--- SUPPLIED MATERIAL ---

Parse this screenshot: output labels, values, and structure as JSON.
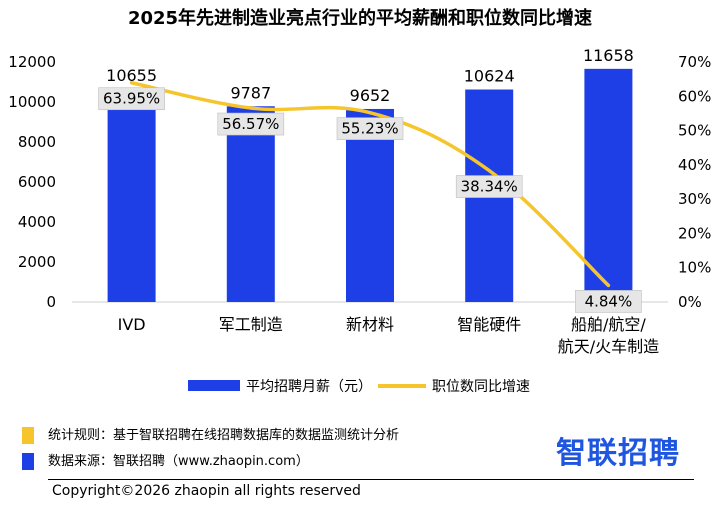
{
  "colors": {
    "bar": "#1f3fe6",
    "line": "#f5c52b",
    "label_bg": "#e6e6e6"
  },
  "chart_data": {
    "type": "bar",
    "title": "2025年先进制造业亮点行业的平均薪酬和职位数同比增速",
    "categories": [
      [
        "IVD"
      ],
      [
        "军工制造"
      ],
      [
        "新材料"
      ],
      [
        "智能硬件"
      ],
      [
        "船舶/航空/",
        "航天/火车制造"
      ]
    ],
    "series": [
      {
        "name": "平均招聘月薪（元）",
        "type": "bar",
        "axis": "left",
        "values": [
          10655,
          9787,
          9652,
          10624,
          11658
        ],
        "labels": [
          "10655",
          "9787",
          "9652",
          "10624",
          "11658"
        ]
      },
      {
        "name": "职位数同比增速",
        "type": "line",
        "axis": "right",
        "values": [
          63.95,
          56.57,
          55.23,
          38.34,
          4.84
        ],
        "labels": [
          "63.95%",
          "56.57%",
          "55.23%",
          "38.34%",
          "4.84%"
        ]
      }
    ],
    "y_left": {
      "min": 0,
      "max": 12000,
      "ticks": [
        "0",
        "2000",
        "4000",
        "6000",
        "8000",
        "10000",
        "12000"
      ]
    },
    "y_right": {
      "min": 0,
      "max": 70,
      "ticks": [
        "0%",
        "10%",
        "20%",
        "30%",
        "40%",
        "50%",
        "60%",
        "70%"
      ]
    },
    "grid": false,
    "legend": "bottom"
  },
  "footer": {
    "rule_text": "统计规则：基于智联招聘在线招聘数据库的数据监测统计分析",
    "source_text": "数据来源：智联招聘（www.zhaopin.com）",
    "logo": "智联招聘",
    "copyright": "Copyright©2026 zhaopin all rights reserved",
    "rule_color": "#f5c52b",
    "source_color": "#1f3fe6"
  }
}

---

> **WHAT YOU SHOULD DO**
Repeat all of the data above word for word, minus the pictures.

> **SOLUTION TO THIS PROBLEM**
Parse this screenshot: output labels, values, and structure as JSON.
{
  "colors": {
    "bar": "#1f3fe6",
    "line": "#f5c52b",
    "label_bg": "#e6e6e6"
  },
  "chart_data": {
    "type": "bar",
    "title": "2025年先进制造业亮点行业的平均薪酬和职位数同比增速",
    "categories": [
      [
        "IVD"
      ],
      [
        "军工制造"
      ],
      [
        "新材料"
      ],
      [
        "智能硬件"
      ],
      [
        "船舶/航空/",
        "航天/火车制造"
      ]
    ],
    "series": [
      {
        "name": "平均招聘月薪（元）",
        "type": "bar",
        "axis": "left",
        "values": [
          10655,
          9787,
          9652,
          10624,
          11658
        ],
        "labels": [
          "10655",
          "9787",
          "9652",
          "10624",
          "11658"
        ]
      },
      {
        "name": "职位数同比增速",
        "type": "line",
        "axis": "right",
        "values": [
          63.95,
          56.57,
          55.23,
          38.34,
          4.84
        ],
        "labels": [
          "63.95%",
          "56.57%",
          "55.23%",
          "38.34%",
          "4.84%"
        ]
      }
    ],
    "y_left": {
      "min": 0,
      "max": 12000,
      "ticks": [
        "0",
        "2000",
        "4000",
        "6000",
        "8000",
        "10000",
        "12000"
      ]
    },
    "y_right": {
      "min": 0,
      "max": 70,
      "ticks": [
        "0%",
        "10%",
        "20%",
        "30%",
        "40%",
        "50%",
        "60%",
        "70%"
      ]
    },
    "grid": false,
    "legend": "bottom"
  },
  "footer": {
    "rule_text": "统计规则：基于智联招聘在线招聘数据库的数据监测统计分析",
    "source_text": "数据来源：智联招聘（www.zhaopin.com）",
    "logo": "智联招聘",
    "copyright": "Copyright©2026 zhaopin all rights reserved",
    "rule_color": "#f5c52b",
    "source_color": "#1f3fe6"
  }
}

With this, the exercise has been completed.